WHAT IS NEEDED: Turn the listing below into a Markdown table with two columns, No. and Text, giving every line its own numbered row and skipping any blank lines.

INFORMATION SHOWN:
-.-.-

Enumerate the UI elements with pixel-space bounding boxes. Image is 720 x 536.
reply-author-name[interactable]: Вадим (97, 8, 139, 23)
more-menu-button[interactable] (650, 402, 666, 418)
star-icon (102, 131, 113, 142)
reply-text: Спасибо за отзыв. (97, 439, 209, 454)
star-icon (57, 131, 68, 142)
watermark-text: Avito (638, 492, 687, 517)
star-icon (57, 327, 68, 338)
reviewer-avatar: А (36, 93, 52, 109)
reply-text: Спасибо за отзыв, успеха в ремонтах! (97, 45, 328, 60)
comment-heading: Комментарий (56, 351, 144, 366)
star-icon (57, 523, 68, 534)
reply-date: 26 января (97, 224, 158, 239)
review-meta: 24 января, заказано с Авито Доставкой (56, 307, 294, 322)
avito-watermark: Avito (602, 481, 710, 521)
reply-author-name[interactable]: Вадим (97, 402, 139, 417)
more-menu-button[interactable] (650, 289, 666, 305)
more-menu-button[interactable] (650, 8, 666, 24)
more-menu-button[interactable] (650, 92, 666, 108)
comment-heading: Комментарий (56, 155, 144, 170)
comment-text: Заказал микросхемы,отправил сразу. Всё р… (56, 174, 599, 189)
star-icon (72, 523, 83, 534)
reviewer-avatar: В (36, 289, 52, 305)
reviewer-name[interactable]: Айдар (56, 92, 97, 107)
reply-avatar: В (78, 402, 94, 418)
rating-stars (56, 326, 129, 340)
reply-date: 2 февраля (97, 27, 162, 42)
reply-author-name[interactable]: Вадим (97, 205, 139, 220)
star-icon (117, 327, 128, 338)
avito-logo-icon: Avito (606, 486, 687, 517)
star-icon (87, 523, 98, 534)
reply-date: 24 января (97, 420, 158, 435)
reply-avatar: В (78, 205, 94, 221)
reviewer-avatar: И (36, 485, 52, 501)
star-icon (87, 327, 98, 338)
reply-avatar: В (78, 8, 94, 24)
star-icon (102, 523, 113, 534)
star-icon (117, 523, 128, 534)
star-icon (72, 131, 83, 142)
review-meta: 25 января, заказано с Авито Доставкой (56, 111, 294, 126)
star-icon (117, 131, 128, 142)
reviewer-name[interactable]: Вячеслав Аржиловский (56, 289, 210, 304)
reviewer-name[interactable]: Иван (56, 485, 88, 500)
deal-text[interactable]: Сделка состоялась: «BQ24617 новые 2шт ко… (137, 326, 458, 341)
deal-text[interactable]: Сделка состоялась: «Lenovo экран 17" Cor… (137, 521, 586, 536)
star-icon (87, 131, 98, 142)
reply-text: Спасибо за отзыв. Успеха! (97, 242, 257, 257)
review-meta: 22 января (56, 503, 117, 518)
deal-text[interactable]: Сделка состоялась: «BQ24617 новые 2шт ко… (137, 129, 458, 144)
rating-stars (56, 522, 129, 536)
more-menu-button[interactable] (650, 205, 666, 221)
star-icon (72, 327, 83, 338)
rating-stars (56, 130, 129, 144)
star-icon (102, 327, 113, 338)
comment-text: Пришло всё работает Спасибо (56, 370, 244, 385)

-.-.-

THE RESULT:
| No. | Text |
|---|---|
| 1 | Enumerate the UI elements with pixel-space bounding boxes. Image is 720 x 536. |
| 2 | reply-author-name[interactable]: Вадим (97, 8, 139, 23) |
| 3 | more-menu-button[interactable] (650, 402, 666, 418) |
| 4 | star-icon (102, 131, 113, 142) |
| 5 | reply-text: Спасибо за отзыв. (97, 439, 209, 454) |
| 6 | star-icon (57, 131, 68, 142) |
| 7 | watermark-text: Avito (638, 492, 687, 517) |
| 8 | star-icon (57, 327, 68, 338) |
| 9 | reviewer-avatar: А (36, 93, 52, 109) |
| 10 | reply-text: Спасибо за отзыв, успеха в ремонтах! (97, 45, 328, 60) |
| 11 | comment-heading: Комментарий (56, 351, 144, 366) |
| 12 | star-icon (57, 523, 68, 534) |
| 13 | reply-date: 26 января (97, 224, 158, 239) |
| 14 | review-meta: 24 января, заказано с Авито Доставкой (56, 307, 294, 322) |
| 15 | avito-watermark: Avito (602, 481, 710, 521) |
| 16 | reply-author-name[interactable]: Вадим (97, 402, 139, 417) |
| 17 | more-menu-button[interactable] (650, 289, 666, 305) |
| 18 | more-menu-button[interactable] (650, 8, 666, 24) |
| 19 | more-menu-button[interactable] (650, 92, 666, 108) |
| 20 | comment-heading: Комментарий (56, 155, 144, 170) |
| 21 | comment-text: Заказал микросхемы,отправил сразу. Всё р… (56, 174, 599, 189) |
| 22 | star-icon (72, 523, 83, 534) |
| 23 | reviewer-avatar: В (36, 289, 52, 305) |
| 24 | reviewer-name[interactable]: Айдар (56, 92, 97, 107) |
| 25 | reply-avatar: В (78, 402, 94, 418) |
| 26 | rating-stars (56, 326, 129, 340) |
| 27 | reply-date: 2 февраля (97, 27, 162, 42) |
| 28 | reply-author-name[interactable]: Вадим (97, 205, 139, 220) |
| 29 | star-icon (117, 327, 128, 338) |
| 30 | avito-logo-icon: Avito (606, 486, 687, 517) |
| 31 | star-icon (87, 523, 98, 534) |
| 32 | reply-date: 24 января (97, 420, 158, 435) |
| 33 | reply-avatar: В (78, 205, 94, 221) |
| 34 | reviewer-avatar: И (36, 485, 52, 501) |
| 35 | star-icon (87, 327, 98, 338) |
| 36 | reply-avatar: В (78, 8, 94, 24) |
| 37 | star-icon (102, 523, 113, 534) |
| 38 | star-icon (117, 523, 128, 534) |
| 39 | star-icon (72, 131, 83, 142) |
| 40 | review-meta: 25 января, заказано с Авито Доставкой (56, 111, 294, 126) |
| 41 | star-icon (117, 131, 128, 142) |
| 42 | reviewer-name[interactable]: Вячеслав Аржиловский (56, 289, 210, 304) |
| 43 | reviewer-name[interactable]: Иван (56, 485, 88, 500) |
| 44 | deal-text[interactable]: Сделка состоялась: «BQ24617 новые 2шт ко… (137, 326, 458, 341) |
| 45 | deal-text[interactable]: Сделка состоялась: «Lenovo экран 17" Cor… (137, 521, 586, 536) |
| 46 | star-icon (87, 131, 98, 142) |
| 47 | reply-text: Спасибо за отзыв. Успеха! (97, 242, 257, 257) |
| 48 | review-meta: 22 января (56, 503, 117, 518) |
| 49 | deal-text[interactable]: Сделка состоялась: «BQ24617 новые 2шт ко… (137, 129, 458, 144) |
| 50 | rating-stars (56, 522, 129, 536) |
| 51 | more-menu-button[interactable] (650, 205, 666, 221) |
| 52 | star-icon (72, 327, 83, 338) |
| 53 | rating-stars (56, 130, 129, 144) |
| 54 | star-icon (102, 327, 113, 338) |
| 55 | comment-text: Пришло всё работает Спасибо (56, 370, 244, 385) |